• _Stored data entries_:
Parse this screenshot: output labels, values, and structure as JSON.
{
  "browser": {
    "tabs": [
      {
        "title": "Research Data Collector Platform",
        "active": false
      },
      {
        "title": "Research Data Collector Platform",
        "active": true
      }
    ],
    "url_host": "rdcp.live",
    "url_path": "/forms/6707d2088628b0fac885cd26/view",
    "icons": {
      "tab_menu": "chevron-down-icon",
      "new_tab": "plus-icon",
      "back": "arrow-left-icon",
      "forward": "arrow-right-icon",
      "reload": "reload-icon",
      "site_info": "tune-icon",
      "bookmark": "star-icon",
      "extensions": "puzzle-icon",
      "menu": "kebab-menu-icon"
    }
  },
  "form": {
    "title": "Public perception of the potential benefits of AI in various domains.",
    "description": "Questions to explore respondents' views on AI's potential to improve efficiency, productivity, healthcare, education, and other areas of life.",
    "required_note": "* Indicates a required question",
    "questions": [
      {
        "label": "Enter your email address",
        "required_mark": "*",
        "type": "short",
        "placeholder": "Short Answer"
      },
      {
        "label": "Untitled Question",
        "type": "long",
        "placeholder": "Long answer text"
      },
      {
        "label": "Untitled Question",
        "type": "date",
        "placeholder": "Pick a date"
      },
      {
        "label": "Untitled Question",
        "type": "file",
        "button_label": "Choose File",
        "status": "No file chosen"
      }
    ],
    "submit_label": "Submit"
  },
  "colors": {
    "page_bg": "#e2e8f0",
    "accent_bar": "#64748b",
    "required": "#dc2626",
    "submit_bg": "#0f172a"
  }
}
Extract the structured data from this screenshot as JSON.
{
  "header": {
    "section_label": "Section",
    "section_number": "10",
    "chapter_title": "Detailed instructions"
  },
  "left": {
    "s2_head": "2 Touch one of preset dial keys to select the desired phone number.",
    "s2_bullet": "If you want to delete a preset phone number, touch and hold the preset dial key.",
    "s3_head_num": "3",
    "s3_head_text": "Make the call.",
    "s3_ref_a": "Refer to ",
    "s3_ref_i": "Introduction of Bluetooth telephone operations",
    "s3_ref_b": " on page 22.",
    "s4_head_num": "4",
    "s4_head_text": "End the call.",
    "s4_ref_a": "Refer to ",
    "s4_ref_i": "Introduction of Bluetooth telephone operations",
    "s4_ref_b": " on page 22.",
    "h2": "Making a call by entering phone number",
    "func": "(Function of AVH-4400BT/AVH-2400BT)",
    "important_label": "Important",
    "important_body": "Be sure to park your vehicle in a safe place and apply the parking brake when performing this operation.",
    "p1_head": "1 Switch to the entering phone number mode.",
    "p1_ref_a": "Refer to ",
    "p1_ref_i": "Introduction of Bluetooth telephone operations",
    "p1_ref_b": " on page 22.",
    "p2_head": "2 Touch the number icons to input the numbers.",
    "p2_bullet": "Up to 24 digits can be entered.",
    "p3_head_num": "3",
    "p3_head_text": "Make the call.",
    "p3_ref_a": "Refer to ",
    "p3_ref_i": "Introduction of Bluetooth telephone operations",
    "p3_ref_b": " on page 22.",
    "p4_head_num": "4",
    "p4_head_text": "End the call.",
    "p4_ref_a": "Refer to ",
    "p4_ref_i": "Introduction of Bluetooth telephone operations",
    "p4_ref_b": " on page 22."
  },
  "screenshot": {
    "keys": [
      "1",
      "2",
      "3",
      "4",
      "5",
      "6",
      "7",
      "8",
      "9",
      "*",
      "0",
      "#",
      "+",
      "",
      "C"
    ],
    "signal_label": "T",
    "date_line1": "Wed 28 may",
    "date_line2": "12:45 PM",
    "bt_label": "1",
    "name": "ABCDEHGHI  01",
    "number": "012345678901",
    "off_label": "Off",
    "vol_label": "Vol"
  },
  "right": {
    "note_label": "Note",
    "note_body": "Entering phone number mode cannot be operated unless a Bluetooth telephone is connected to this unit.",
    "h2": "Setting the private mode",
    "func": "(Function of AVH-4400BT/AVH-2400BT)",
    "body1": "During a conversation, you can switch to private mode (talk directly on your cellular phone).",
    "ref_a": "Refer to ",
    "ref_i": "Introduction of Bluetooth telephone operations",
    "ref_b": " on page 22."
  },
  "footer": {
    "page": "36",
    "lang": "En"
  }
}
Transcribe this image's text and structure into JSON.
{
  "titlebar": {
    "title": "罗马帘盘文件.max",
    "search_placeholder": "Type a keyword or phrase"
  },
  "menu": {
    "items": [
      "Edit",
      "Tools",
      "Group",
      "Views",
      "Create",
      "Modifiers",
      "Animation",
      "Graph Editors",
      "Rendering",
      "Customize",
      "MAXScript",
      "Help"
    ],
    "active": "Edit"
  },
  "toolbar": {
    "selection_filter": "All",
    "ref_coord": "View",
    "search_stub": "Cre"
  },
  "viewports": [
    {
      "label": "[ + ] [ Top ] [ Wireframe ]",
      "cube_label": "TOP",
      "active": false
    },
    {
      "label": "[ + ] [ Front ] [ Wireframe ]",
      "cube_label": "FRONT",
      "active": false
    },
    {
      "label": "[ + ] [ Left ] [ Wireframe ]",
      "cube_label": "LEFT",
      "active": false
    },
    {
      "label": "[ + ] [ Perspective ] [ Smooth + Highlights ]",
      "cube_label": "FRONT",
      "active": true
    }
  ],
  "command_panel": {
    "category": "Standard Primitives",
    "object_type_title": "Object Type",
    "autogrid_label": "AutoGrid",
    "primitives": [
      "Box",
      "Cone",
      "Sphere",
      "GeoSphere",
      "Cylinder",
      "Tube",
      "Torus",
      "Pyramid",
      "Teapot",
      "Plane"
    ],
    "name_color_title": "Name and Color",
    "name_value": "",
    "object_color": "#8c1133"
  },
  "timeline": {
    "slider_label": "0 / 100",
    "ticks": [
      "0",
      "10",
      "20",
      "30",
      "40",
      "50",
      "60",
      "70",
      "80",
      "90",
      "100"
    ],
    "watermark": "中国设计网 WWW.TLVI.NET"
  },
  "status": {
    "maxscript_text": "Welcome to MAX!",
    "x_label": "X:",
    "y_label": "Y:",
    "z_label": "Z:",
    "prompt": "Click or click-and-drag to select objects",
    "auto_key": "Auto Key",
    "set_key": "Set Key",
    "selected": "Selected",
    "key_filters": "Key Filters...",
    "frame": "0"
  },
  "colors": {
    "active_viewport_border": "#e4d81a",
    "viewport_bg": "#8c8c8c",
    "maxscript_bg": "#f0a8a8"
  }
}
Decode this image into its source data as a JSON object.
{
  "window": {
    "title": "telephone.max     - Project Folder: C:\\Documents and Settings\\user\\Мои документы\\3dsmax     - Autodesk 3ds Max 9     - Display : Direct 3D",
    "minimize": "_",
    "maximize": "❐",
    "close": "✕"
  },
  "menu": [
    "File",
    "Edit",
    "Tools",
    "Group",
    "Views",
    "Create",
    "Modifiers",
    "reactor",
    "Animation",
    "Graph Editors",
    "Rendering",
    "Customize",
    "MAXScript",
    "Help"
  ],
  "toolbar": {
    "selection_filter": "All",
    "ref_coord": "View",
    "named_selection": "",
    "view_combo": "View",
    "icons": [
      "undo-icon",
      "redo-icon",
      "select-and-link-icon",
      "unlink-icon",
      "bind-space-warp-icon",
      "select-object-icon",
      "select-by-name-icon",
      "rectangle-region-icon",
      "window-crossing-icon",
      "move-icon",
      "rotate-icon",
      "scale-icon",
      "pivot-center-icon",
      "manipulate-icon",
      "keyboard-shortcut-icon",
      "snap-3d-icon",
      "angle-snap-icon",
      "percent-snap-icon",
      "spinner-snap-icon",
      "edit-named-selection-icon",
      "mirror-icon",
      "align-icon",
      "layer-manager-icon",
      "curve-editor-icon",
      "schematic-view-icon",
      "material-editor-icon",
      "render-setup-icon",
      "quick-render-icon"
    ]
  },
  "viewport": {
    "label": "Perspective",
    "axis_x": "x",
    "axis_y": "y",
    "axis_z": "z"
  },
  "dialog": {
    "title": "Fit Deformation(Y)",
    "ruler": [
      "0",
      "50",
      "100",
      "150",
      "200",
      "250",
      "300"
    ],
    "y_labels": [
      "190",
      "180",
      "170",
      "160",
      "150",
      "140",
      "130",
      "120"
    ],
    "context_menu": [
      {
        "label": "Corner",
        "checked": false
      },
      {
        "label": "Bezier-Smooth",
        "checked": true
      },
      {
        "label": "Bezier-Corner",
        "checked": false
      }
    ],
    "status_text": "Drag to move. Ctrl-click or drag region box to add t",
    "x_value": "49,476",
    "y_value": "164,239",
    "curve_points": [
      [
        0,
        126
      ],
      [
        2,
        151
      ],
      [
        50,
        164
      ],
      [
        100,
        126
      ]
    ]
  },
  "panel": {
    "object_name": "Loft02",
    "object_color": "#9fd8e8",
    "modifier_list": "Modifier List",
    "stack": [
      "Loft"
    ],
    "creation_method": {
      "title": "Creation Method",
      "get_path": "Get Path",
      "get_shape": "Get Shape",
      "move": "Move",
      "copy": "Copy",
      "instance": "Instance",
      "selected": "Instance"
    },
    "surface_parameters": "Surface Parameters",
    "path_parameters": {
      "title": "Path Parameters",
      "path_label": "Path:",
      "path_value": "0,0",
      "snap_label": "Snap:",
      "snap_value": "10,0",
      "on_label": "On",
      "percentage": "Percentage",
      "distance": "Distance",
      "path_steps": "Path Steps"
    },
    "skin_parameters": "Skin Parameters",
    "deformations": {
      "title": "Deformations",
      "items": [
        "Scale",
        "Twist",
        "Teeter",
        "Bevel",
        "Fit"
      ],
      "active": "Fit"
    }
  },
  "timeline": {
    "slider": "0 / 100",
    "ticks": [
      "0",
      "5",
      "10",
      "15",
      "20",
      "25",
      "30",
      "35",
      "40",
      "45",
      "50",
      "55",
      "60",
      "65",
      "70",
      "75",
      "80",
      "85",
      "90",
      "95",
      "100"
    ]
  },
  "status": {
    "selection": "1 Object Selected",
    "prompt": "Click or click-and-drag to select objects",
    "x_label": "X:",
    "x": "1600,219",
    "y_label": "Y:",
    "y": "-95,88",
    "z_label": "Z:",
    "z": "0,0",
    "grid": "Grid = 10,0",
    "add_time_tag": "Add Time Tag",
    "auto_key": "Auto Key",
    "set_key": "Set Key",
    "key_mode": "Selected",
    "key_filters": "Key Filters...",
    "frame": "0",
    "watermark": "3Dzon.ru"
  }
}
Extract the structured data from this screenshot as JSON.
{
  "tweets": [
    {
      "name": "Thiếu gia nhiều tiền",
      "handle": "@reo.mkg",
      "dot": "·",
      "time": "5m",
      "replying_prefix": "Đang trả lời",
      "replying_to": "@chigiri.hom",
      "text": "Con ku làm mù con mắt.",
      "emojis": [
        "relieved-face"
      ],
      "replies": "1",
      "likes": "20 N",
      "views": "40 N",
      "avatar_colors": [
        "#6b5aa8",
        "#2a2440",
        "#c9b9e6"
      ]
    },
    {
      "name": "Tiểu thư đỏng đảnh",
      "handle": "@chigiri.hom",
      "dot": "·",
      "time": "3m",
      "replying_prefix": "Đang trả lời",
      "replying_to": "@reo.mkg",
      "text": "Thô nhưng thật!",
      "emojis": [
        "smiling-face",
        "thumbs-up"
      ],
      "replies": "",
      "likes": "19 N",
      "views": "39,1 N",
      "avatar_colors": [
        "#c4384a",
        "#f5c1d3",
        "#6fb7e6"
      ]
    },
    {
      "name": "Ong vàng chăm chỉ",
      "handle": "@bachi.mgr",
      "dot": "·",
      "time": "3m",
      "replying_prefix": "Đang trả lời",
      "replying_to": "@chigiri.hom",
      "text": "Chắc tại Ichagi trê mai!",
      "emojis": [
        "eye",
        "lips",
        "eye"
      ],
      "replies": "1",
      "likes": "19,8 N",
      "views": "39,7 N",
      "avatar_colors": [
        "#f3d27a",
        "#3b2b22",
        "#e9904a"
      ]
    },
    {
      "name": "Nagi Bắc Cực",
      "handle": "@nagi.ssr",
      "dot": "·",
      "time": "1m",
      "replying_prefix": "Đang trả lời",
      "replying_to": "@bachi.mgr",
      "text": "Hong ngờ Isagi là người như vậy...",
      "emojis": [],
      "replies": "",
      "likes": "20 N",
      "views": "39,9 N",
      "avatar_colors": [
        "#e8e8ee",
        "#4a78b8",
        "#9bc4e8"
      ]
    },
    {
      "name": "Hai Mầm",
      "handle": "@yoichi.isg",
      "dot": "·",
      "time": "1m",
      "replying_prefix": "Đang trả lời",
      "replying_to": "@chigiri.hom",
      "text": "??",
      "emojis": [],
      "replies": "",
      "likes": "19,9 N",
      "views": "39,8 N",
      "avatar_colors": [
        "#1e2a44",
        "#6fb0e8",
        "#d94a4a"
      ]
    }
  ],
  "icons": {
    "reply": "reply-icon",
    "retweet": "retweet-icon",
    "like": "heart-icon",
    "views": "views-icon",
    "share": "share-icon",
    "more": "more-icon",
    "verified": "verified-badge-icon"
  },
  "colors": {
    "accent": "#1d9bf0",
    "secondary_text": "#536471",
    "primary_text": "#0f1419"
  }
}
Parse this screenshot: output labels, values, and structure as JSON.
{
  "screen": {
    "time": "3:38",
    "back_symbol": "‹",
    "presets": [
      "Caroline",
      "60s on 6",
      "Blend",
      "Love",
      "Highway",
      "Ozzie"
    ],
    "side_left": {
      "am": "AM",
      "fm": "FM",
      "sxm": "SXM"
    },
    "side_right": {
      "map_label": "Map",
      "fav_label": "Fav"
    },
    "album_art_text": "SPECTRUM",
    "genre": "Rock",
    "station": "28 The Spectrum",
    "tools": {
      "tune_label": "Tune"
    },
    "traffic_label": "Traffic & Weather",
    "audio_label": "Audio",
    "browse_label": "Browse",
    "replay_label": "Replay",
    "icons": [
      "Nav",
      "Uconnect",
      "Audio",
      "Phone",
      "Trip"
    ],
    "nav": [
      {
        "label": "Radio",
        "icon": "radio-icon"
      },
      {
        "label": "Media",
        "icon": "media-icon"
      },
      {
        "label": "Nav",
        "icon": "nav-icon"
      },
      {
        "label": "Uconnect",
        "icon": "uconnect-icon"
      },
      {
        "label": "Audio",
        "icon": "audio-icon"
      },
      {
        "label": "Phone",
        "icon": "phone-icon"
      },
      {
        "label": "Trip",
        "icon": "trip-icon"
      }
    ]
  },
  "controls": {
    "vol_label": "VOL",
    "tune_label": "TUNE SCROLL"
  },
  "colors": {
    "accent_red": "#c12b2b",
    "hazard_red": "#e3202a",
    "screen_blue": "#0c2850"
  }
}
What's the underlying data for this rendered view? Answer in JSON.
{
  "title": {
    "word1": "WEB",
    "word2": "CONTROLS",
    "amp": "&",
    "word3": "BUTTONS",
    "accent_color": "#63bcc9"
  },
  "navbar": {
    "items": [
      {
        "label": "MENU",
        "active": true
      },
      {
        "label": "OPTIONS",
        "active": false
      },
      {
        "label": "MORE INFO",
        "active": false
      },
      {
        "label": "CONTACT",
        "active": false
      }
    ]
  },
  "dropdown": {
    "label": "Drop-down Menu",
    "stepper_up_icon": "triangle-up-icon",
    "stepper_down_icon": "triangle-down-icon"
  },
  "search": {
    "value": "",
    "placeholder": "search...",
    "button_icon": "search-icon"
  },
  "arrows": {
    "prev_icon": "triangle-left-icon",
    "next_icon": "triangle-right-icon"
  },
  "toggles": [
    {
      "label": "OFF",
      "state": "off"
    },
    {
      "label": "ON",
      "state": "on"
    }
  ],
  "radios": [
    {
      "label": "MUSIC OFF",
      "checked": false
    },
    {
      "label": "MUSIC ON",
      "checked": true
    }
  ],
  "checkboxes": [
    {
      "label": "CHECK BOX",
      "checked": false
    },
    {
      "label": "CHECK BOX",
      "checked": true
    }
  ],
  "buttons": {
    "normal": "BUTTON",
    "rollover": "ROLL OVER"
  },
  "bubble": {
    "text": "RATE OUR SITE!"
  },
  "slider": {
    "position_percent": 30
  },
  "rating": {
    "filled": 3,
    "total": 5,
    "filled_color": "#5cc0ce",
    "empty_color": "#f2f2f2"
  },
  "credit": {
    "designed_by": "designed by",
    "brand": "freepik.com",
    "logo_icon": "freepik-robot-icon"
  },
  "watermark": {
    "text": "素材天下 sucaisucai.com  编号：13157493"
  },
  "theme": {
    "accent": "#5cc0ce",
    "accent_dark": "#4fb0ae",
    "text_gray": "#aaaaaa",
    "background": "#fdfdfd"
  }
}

• _EXERCISE DIRECTIONS_:
Identify the lines above with the word "triangle". Copy them.

• _TASK ANSWER_:
    "stepper_up_icon": "triangle-up-icon",
    "stepper_down_icon": "triangle-down-icon"
    "prev_icon": "triangle-left-icon",
    "next_icon": "triangle-right-icon"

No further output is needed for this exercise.